Saved data entries:

=======

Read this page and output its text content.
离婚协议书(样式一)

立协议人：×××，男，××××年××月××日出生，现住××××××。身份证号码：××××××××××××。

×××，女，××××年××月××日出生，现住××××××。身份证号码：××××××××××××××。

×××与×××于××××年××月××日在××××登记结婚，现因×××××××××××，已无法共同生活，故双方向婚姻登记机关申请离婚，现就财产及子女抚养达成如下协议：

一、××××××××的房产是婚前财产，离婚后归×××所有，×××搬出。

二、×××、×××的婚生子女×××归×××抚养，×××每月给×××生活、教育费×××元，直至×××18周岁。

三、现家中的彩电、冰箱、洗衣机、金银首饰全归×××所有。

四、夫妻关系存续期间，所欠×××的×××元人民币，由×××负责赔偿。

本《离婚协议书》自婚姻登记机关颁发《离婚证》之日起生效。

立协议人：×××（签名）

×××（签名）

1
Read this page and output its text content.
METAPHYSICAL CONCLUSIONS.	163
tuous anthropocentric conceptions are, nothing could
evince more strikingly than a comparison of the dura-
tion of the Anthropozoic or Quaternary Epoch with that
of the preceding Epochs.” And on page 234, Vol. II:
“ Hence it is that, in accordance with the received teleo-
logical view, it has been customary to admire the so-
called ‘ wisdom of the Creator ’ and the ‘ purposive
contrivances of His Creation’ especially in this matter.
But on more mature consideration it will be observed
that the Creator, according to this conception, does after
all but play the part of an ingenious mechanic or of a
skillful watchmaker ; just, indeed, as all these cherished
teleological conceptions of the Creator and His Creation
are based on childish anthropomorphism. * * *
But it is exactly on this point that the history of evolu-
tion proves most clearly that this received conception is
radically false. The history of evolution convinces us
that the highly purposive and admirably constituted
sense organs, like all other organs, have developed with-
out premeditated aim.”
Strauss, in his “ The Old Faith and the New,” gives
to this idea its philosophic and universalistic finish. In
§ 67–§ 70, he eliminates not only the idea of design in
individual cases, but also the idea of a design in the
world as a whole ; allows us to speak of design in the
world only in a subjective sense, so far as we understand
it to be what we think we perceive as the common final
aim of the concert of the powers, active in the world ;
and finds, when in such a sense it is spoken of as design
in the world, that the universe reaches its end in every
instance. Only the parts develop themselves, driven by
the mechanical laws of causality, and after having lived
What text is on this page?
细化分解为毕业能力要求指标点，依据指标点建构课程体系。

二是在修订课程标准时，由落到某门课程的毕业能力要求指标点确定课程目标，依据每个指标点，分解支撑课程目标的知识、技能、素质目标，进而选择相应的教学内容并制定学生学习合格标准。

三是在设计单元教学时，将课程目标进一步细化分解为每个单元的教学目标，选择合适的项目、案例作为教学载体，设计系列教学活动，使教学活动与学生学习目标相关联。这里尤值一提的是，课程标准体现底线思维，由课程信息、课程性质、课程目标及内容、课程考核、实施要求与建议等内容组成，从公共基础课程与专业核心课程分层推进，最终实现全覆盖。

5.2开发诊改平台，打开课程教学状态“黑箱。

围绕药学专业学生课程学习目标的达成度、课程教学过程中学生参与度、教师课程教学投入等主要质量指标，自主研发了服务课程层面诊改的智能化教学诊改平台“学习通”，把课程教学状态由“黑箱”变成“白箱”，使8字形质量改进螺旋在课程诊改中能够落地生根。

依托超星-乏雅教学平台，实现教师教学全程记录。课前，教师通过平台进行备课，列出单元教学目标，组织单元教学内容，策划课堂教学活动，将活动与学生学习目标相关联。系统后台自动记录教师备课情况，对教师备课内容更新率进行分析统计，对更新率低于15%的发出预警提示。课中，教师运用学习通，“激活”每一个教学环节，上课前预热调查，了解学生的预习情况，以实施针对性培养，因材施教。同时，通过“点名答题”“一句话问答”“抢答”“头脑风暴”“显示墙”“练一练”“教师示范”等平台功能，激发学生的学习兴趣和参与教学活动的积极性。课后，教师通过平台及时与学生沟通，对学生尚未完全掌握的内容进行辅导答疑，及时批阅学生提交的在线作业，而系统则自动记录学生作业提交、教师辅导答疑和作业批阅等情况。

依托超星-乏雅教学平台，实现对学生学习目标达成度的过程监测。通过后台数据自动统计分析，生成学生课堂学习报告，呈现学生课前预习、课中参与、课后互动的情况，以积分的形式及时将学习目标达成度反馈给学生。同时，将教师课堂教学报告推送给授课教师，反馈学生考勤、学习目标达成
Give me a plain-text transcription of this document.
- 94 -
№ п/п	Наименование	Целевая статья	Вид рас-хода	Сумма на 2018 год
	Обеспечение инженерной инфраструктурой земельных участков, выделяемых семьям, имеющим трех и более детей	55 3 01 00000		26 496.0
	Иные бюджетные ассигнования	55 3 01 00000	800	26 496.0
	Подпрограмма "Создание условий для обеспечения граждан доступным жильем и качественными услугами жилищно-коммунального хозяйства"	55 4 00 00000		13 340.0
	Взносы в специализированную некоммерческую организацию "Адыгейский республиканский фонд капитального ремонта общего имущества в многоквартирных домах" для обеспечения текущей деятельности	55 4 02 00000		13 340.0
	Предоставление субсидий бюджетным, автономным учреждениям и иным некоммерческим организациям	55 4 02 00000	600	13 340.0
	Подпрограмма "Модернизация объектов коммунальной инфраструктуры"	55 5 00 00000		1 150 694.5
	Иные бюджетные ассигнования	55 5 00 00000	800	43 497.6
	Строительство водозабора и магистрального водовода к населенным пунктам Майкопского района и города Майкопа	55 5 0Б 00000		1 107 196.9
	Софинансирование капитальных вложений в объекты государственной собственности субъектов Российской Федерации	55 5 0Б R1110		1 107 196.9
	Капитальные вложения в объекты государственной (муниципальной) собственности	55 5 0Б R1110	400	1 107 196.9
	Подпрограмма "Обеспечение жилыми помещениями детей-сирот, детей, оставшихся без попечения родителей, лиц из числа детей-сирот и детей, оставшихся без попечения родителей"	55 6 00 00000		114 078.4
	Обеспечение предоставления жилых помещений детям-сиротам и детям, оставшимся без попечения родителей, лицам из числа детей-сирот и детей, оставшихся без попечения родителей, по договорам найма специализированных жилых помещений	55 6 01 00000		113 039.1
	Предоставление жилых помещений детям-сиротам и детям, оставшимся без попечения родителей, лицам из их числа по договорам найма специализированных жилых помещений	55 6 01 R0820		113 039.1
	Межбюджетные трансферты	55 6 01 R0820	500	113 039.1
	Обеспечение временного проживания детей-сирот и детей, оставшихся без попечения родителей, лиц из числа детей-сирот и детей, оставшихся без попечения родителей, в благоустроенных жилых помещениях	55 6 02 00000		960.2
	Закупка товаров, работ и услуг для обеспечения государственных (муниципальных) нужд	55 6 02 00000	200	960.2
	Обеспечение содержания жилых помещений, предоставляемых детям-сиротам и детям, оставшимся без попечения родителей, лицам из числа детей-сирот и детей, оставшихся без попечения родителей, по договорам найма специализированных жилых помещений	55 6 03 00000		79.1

=======

- _Given instruction_:
Which lines include the word "Creation"? List them all.

- _The solution_:
contrivances of His Creation’ especially in this matter.
teleological conceptions of the Creator and His Creation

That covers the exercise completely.